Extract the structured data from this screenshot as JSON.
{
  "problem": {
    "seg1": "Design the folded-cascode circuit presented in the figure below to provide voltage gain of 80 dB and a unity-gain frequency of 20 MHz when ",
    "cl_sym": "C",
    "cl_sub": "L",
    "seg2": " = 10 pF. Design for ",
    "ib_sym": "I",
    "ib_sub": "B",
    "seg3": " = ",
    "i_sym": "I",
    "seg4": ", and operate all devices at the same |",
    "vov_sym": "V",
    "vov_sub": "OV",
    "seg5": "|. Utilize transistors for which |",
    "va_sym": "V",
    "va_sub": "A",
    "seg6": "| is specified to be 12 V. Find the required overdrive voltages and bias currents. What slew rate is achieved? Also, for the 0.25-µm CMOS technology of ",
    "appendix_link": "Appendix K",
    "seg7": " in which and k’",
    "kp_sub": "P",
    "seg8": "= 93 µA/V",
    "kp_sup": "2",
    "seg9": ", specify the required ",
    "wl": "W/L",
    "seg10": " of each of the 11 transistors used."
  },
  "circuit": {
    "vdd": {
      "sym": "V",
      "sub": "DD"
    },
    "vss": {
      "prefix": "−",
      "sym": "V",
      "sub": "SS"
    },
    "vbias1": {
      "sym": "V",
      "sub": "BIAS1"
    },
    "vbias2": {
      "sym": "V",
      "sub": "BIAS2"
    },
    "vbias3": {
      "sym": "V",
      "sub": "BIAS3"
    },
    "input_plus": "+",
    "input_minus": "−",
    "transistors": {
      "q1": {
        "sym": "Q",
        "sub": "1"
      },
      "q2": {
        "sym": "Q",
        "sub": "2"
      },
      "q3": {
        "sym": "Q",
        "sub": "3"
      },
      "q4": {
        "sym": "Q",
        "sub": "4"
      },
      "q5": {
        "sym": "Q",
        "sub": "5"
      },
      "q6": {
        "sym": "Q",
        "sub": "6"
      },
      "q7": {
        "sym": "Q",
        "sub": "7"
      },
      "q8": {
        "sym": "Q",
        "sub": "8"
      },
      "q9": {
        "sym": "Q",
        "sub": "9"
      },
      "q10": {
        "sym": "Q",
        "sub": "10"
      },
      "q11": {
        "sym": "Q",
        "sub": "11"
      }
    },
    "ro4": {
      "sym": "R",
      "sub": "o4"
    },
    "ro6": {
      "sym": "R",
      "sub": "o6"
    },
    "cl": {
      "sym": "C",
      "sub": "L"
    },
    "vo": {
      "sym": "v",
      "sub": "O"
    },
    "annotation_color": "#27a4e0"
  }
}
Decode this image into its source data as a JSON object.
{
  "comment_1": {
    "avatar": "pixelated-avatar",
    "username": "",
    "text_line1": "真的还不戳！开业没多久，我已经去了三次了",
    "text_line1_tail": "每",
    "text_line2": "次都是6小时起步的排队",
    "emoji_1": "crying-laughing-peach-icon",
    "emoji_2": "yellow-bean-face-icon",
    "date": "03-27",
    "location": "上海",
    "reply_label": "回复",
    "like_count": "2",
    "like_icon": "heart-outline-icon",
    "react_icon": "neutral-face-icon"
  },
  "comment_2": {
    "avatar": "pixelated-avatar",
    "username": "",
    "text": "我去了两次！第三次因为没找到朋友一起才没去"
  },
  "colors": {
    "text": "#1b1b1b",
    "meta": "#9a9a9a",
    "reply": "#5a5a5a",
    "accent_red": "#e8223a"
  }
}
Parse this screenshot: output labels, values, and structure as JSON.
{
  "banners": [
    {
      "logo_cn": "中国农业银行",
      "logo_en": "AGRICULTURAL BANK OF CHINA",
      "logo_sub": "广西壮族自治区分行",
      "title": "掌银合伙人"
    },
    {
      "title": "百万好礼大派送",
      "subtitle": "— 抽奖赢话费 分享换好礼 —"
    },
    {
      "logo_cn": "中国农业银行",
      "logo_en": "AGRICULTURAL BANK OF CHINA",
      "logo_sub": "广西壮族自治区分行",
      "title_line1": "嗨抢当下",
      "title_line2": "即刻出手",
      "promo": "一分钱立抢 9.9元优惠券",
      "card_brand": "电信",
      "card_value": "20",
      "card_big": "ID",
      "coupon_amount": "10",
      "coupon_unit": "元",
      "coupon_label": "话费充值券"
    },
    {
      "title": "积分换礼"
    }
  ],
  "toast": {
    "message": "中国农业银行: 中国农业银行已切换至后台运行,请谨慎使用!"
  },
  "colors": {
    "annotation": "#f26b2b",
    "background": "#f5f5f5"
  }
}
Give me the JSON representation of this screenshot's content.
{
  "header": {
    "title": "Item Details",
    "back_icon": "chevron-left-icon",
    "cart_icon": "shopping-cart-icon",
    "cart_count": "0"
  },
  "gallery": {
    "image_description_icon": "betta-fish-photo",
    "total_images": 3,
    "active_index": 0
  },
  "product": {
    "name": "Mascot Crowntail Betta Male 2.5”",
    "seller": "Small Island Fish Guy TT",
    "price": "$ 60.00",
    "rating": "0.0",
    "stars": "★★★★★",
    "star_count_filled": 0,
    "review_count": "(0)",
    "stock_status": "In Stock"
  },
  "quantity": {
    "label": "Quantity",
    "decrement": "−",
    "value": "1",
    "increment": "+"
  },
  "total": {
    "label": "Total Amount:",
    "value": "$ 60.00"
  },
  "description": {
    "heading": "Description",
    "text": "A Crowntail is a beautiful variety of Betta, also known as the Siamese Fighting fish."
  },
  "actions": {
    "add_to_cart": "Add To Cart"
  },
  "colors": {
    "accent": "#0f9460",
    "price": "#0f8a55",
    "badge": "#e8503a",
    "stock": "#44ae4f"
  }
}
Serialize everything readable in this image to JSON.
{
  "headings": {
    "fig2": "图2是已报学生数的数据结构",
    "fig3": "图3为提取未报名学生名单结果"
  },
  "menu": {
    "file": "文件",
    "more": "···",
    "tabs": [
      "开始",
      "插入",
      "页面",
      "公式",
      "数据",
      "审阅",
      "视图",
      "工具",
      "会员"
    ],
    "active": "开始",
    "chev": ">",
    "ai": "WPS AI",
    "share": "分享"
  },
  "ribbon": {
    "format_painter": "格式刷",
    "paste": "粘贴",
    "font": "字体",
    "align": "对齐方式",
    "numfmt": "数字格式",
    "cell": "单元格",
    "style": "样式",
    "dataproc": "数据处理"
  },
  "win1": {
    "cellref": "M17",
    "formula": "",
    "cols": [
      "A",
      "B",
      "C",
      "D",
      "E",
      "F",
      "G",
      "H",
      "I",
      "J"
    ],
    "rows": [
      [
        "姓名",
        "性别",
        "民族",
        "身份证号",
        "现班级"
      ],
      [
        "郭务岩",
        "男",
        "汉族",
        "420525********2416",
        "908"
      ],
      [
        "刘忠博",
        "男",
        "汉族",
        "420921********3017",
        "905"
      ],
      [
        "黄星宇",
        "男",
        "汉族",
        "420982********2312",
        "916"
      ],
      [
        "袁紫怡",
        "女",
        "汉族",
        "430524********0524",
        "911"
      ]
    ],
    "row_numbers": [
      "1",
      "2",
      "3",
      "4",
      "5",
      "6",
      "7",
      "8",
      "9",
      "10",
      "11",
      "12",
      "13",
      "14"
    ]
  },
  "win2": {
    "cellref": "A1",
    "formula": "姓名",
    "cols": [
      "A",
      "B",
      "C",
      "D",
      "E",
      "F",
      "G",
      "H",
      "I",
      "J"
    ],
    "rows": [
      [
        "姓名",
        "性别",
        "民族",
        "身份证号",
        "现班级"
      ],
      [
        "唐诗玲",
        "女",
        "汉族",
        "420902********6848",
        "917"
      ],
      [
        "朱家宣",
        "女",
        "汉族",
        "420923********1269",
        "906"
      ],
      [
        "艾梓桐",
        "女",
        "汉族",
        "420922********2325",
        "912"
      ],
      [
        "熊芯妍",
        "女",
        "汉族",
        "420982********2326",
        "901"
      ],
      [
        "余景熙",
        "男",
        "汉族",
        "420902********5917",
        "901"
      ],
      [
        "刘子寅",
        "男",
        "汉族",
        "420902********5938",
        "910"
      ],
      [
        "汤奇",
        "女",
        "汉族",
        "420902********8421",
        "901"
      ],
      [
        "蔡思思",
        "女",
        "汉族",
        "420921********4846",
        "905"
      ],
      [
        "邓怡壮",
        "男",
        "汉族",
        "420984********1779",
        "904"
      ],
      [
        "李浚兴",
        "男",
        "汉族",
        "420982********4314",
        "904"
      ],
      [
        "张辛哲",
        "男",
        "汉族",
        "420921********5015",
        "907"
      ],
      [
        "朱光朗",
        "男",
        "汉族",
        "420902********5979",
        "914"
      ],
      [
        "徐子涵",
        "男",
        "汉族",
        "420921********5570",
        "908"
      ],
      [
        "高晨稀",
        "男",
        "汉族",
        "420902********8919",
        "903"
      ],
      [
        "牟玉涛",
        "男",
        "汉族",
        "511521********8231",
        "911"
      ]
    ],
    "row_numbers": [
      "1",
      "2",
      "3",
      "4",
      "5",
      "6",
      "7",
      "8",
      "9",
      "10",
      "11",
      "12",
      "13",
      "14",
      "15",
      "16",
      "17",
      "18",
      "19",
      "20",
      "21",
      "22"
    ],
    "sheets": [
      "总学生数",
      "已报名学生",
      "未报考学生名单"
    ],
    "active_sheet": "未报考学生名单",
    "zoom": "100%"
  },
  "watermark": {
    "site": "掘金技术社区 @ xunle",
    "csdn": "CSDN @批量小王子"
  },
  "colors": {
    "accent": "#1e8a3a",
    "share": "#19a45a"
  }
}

+ + + + +

_What you need to do_
Pick out every line with the string "which" and copy it.

_The output_
    "seg5": "|. Utilize transistors for which |",
    "seg7": " in which and k’",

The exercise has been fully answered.